======== Material provided

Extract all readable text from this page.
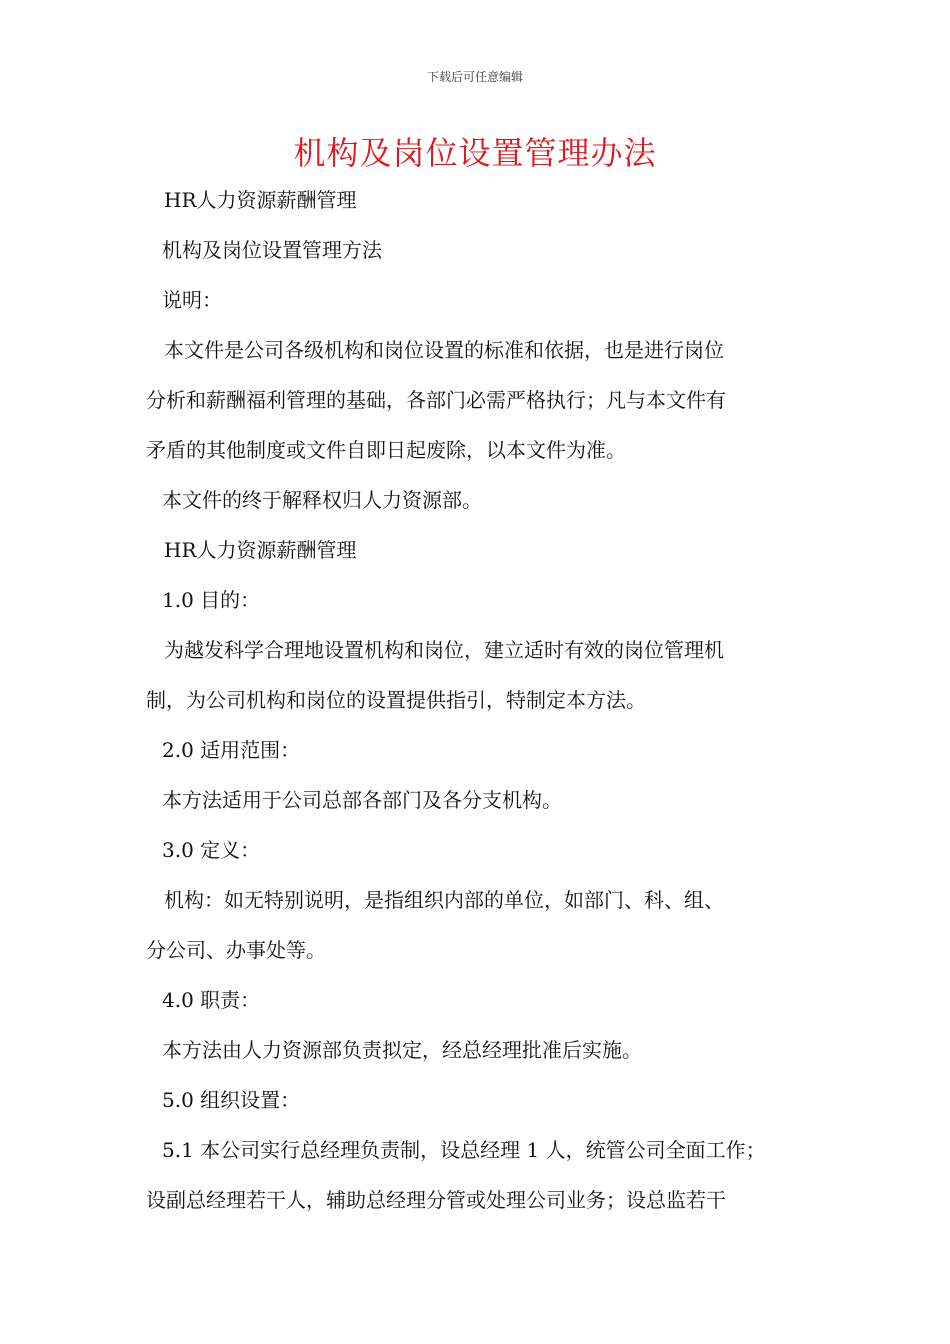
下载后可任意编辑
机构及岗位设置管理办法
HR人力资源薪酬管理
机构及岗位设置管理方法
说明：
本文件是公司各级机构和岗位设置的标准和依据，也是进行岗位
分析和薪酬福利管理的基础，各部门必需严格执行；凡与本文件有
矛盾的其他制度或文件自即日起废除，以本文件为准。
本文件的终于解释权归人力资源部。
HR人力资源薪酬管理
1.0 目的：
为越发科学合理地设置机构和岗位，建立适时有效的岗位管理机
制，为公司机构和岗位的设置提供指引，特制定本方法。
2.0 适用范围：
本方法适用于公司总部各部门及各分支机构。
3.0 定义：
机构：如无特别说明，是指组织内部的单位，如部门、科、组、
分公司、办事处等。
4.0 职责：
本方法由人力资源部负责拟定，经总经理批准后实施。
5.0 组织设置：
5.1 本公司实行总经理负责制，设总经理 1 人，统管公司全面工作；
设副总经理若干人，辅助总经理分管或处理公司业务；设总监若干
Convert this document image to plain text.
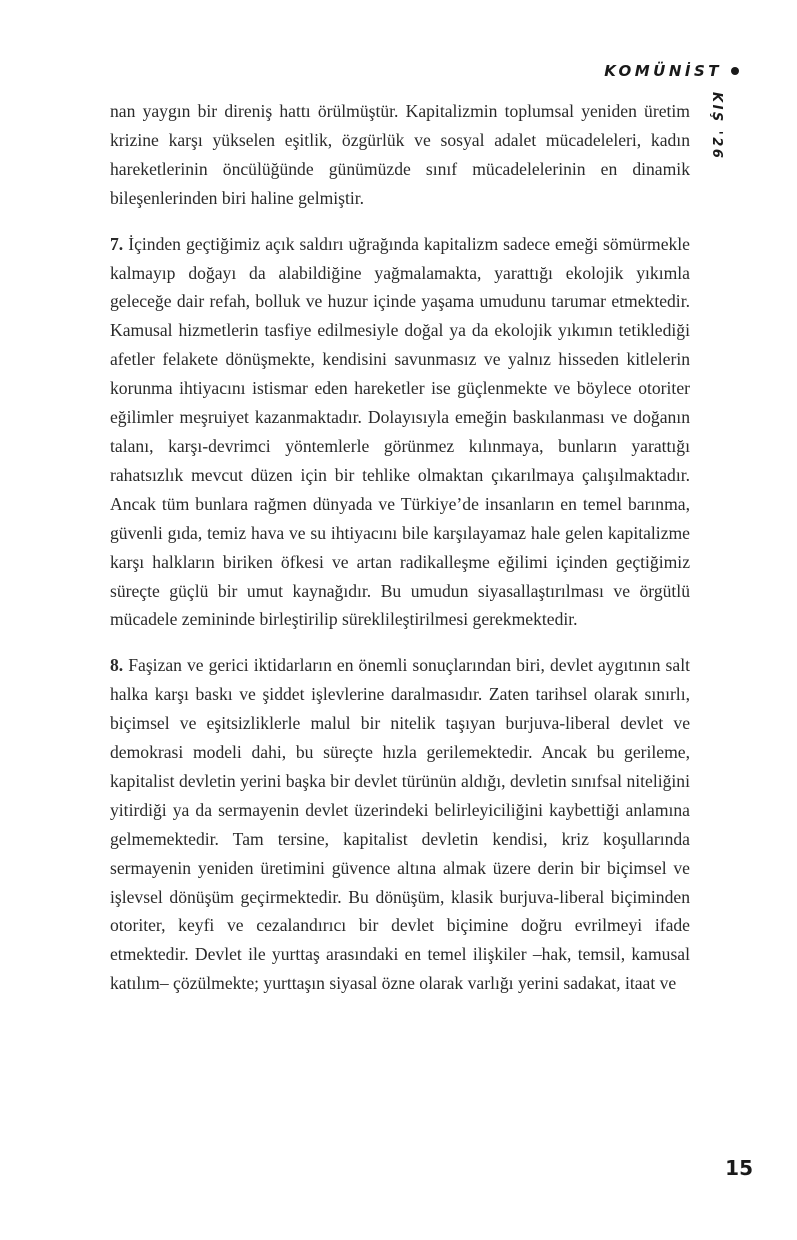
KOMÜNİST
KIŞ '26

nan yaygın bir direniş hattı örülmüştür. Kapitalizmin toplumsal yeniden üretim krizine karşı yükselen eşitlik, özgürlük ve sosyal adalet mücadeleleri, kadın hareketlerinin öncülüğünde günümüzde sınıf mücadelelerinin en dinamik bileşenlerinden biri haline gelmiştir.

7. İçinden geçtiğimiz açık saldırı uğrağında kapitalizm sadece emeği sömürmekle kalmayıp doğayı da alabildiğine yağmalamakta, yarattığı ekolojik yıkımla geleceğe dair refah, bolluk ve huzur içinde yaşama umudunu tarumar etmektedir. Kamusal hizmetlerin tasfiye edilmesiyle doğal ya da ekolojik yıkımın tetiklediği afetler felakete dönüşmekte, kendisini savunmasız ve yalnız hisseden kitlelerin korunma ihtiyacını istismar eden hareketler ise güçlenmekte ve böylece otoriter eğilimler meşruiyet kazanmaktadır. Dolayısıyla emeğin baskılanması ve doğanın talanı, karşı-devrimci yöntemlerle görünmez kılınmaya, bunların yarattığı rahatsızlık mevcut düzen için bir tehlike olmaktan çıkarılmaya çalışılmaktadır. Ancak tüm bunlara rağmen dünyada ve Türkiye’de insanların en temel barınma, güvenli gıda, temiz hava ve su ihtiyacını bile karşılayamaz hale gelen kapitalizme karşı halkların biriken öfkesi ve artan radikalleşme eğilimi içinden geçtiğimiz süreçte güçlü bir umut kaynağıdır. Bu umudun siyasallaştırılması ve örgütlü mücadele zemininde birleştirilip süreklileştirilmesi gerekmektedir.

8. Faşizan ve gerici iktidarların en önemli sonuçlarından biri, devlet aygıtının salt halka karşı baskı ve şiddet işlevlerine daralmasıdır. Zaten tarihsel olarak sınırlı, biçimsel ve eşitsizliklerle malul bir nitelik taşıyan burjuva-liberal devlet ve demokrasi modeli dahi, bu süreçte hızla gerilemektedir. Ancak bu gerileme, kapitalist devletin yerini başka bir devlet türünün aldığı, devletin sınıfsal niteliğini yitirdiği ya da sermayenin devlet üzerindeki belirleyiciliğini kaybettiği anlamına gelmemektedir. Tam tersine, kapitalist devletin kendisi, kriz koşullarında sermayenin yeniden üretimini güvence altına almak üzere derin bir biçimsel ve işlevsel dönüşüm geçirmektedir. Bu dönüşüm, klasik burjuva-liberal biçiminden otoriter, keyfi ve cezalandırıcı bir devlet biçimine doğru evrilmeyi ifade etmektedir. Devlet ile yurttaş arasındaki en temel ilişkiler –hak, temsil, kamusal katılım– çözülmekte; yurttaşın siyasal özne olarak varlığı yerini sadakat, itaat ve

15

================

Reproduce each line of the material containing the word "this".

Extract all readable text from this page.
Convert this document image to plain text.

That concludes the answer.